Each entry must appear again exactly as it does in the source.

═════ Recorded information ═════

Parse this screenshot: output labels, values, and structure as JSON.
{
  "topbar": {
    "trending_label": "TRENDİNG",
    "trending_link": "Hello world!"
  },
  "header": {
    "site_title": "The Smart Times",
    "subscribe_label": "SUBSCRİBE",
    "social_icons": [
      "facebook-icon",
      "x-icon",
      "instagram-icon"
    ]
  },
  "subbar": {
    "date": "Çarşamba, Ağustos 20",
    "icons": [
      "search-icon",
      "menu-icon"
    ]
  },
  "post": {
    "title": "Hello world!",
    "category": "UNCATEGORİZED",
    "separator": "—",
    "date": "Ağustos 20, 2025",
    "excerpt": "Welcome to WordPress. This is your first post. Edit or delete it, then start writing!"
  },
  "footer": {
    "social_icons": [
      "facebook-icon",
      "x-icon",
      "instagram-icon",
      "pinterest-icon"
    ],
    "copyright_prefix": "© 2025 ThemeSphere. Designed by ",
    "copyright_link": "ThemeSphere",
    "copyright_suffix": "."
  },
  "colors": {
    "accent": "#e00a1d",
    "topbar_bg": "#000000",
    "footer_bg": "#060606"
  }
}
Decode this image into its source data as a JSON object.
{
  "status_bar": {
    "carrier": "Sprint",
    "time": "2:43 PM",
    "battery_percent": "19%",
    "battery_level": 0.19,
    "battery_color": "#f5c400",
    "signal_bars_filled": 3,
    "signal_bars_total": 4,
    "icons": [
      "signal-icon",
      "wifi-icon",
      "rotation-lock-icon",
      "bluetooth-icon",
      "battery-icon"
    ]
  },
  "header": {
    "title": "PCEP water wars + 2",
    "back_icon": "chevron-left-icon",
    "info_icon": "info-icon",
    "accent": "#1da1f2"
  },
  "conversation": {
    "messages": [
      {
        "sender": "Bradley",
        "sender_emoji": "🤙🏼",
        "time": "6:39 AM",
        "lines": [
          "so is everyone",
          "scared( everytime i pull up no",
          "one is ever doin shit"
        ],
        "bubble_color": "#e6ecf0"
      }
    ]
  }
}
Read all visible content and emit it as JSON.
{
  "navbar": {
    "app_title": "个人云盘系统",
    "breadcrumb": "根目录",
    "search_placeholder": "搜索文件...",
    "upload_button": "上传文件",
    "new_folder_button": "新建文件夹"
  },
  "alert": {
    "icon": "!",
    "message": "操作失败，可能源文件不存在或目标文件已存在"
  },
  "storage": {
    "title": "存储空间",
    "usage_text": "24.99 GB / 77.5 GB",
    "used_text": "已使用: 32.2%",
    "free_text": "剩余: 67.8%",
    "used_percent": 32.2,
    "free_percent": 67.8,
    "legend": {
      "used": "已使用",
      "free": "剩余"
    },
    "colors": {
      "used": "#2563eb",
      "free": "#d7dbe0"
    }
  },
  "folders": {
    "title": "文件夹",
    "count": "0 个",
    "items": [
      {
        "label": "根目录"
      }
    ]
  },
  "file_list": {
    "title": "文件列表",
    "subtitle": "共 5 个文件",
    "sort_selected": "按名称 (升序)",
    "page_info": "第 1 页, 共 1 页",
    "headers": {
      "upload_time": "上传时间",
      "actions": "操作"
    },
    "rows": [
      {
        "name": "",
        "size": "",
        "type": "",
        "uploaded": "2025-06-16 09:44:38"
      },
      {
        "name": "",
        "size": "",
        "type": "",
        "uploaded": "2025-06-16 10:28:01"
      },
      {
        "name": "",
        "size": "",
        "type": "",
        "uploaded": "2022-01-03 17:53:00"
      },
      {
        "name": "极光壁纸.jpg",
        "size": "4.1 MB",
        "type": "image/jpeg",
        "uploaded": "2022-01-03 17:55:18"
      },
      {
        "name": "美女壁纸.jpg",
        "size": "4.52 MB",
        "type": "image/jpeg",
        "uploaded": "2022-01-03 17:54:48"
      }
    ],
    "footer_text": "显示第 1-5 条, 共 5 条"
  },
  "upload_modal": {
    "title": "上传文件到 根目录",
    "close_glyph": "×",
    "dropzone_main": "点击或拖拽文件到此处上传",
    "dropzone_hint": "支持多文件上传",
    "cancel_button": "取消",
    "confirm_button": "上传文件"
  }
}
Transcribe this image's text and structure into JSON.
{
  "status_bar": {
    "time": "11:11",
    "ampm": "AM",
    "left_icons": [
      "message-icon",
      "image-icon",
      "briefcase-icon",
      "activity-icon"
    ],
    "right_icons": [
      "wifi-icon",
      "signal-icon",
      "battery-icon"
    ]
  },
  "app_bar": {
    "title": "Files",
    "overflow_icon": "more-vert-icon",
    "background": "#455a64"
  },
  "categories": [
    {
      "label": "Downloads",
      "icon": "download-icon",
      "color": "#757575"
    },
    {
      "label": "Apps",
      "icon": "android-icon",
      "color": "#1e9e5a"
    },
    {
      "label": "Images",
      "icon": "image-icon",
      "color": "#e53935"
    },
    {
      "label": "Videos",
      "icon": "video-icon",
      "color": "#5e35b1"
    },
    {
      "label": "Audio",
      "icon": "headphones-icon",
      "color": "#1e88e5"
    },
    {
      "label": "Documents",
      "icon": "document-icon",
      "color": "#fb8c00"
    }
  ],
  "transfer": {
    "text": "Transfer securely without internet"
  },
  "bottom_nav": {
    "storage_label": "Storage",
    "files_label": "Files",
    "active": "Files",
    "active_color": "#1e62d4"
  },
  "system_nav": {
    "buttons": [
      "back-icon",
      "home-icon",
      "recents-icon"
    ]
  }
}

═════

> Finished answer
Parse this screenshot: output labels, values, and structure as JSON.
{
  "topbar": {
    "trending_label": "TRENDİNG",
    "trending_link": "Hello world!"
  },
  "header": {
    "site_title": "The Smart Times",
    "subscribe_label": "SUBSCRİBE",
    "social_icons": [
      "facebook-icon",
      "x-icon",
      "instagram-icon"
    ]
  },
  "subbar": {
    "date": "Çarşamba, Ağustos 20",
    "icons": [
      "search-icon",
      "menu-icon"
    ]
  },
  "post": {
    "title": "Hello world!",
    "category": "UNCATEGORİZED",
    "separator": "—",
    "date": "Ağustos 20, 2025",
    "excerpt": "Welcome to WordPress. This is your first post. Edit or delete it, then start writing!"
  },
  "footer": {
    "social_icons": [
      "facebook-icon",
      "x-icon",
      "instagram-icon",
      "pinterest-icon"
    ],
    "copyright_prefix": "© 2025 ThemeSphere. Designed by ",
    "copyright_link": "ThemeSphere",
    "copyright_suffix": "."
  },
  "colors": {
    "accent": "#e00a1d",
    "topbar_bg": "#000000",
    "footer_bg": "#060606"
  }
}
Decode this image into its source data as a JSON object.
{
  "status_bar": {
    "carrier": "Sprint",
    "time": "2:43 PM",
    "battery_percent": "19%",
    "battery_level": 0.19,
    "battery_color": "#f5c400",
    "signal_bars_filled": 3,
    "signal_bars_total": 4,
    "icons": [
      "signal-icon",
      "wifi-icon",
      "rotation-lock-icon",
      "bluetooth-icon",
      "battery-icon"
    ]
  },
  "header": {
    "title": "PCEP water wars + 2",
    "back_icon": "chevron-left-icon",
    "info_icon": "info-icon",
    "accent": "#1da1f2"
  },
  "conversation": {
    "messages": [
      {
        "sender": "Bradley",
        "sender_emoji": "🤙🏼",
        "time": "6:39 AM",
        "lines": [
          "so is everyone",
          "scared( everytime i pull up no",
          "one is ever doin shit"
        ],
        "bubble_color": "#e6ecf0"
      }
    ]
  }
}
Read all visible content and emit it as JSON.
{
  "navbar": {
    "app_title": "个人云盘系统",
    "breadcrumb": "根目录",
    "search_placeholder": "搜索文件...",
    "upload_button": "上传文件",
    "new_folder_button": "新建文件夹"
  },
  "alert": {
    "icon": "!",
    "message": "操作失败，可能源文件不存在或目标文件已存在"
  },
  "storage": {
    "title": "存储空间",
    "usage_text": "24.99 GB / 77.5 GB",
    "used_text": "已使用: 32.2%",
    "free_text": "剩余: 67.8%",
    "used_percent": 32.2,
    "free_percent": 67.8,
    "legend": {
      "used": "已使用",
      "free": "剩余"
    },
    "colors": {
      "used": "#2563eb",
      "free": "#d7dbe0"
    }
  },
  "folders": {
    "title": "文件夹",
    "count": "0 个",
    "items": [
      {
        "label": "根目录"
      }
    ]
  },
  "file_list": {
    "title": "文件列表",
    "subtitle": "共 5 个文件",
    "sort_selected": "按名称 (升序)",
    "page_info": "第 1 页, 共 1 页",
    "headers": {
      "upload_time": "上传时间",
      "actions": "操作"
    },
    "rows": [
      {
        "name": "",
        "size": "",
        "type": "",
        "uploaded": "2025-06-16 09:44:38"
      },
      {
        "name": "",
        "size": "",
        "type": "",
        "uploaded": "2025-06-16 10:28:01"
      },
      {
        "name": "",
        "size": "",
        "type": "",
        "uploaded": "2022-01-03 17:53:00"
      },
      {
        "name": "极光壁纸.jpg",
        "size": "4.1 MB",
        "type": "image/jpeg",
        "uploaded": "2022-01-03 17:55:18"
      },
      {
        "name": "美女壁纸.jpg",
        "size": "4.52 MB",
        "type": "image/jpeg",
        "uploaded": "2022-01-03 17:54:48"
      }
    ],
    "footer_text": "显示第 1-5 条, 共 5 条"
  },
  "upload_modal": {
    "title": "上传文件到 根目录",
    "close_glyph": "×",
    "dropzone_main": "点击或拖拽文件到此处上传",
    "dropzone_hint": "支持多文件上传",
    "cancel_button": "取消",
    "confirm_button": "上传文件"
  }
}
Transcribe this image's text and structure into JSON.
{
  "status_bar": {
    "time": "11:11",
    "ampm": "AM",
    "left_icons": [
      "message-icon",
      "image-icon",
      "briefcase-icon",
      "activity-icon"
    ],
    "right_icons": [
      "wifi-icon",
      "signal-icon",
      "battery-icon"
    ]
  },
  "app_bar": {
    "title": "Files",
    "overflow_icon": "more-vert-icon",
    "background": "#455a64"
  },
  "categories": [
    {
      "label": "Downloads",
      "icon": "download-icon",
      "color": "#757575"
    },
    {
      "label": "Apps",
      "icon": "android-icon",
      "color": "#1e9e5a"
    },
    {
      "label": "Images",
      "icon": "image-icon",
      "color": "#e53935"
    },
    {
      "label": "Videos",
      "icon": "video-icon",
      "color": "#5e35b1"
    },
    {
      "label": "Audio",
      "icon": "headphones-icon",
      "color": "#1e88e5"
    },
    {
      "label": "Documents",
      "icon": "document-icon",
      "color": "#fb8c00"
    }
  ],
  "transfer": {
    "text": "Transfer securely without internet"
  },
  "bottom_nav": {
    "storage_label": "Storage",
    "files_label": "Files",
    "active": "Files",
    "active_color": "#1e62d4"
  },
  "system_nav": {
    "buttons": [
      "back-icon",
      "home-icon",
      "recents-icon"
    ]
  }
}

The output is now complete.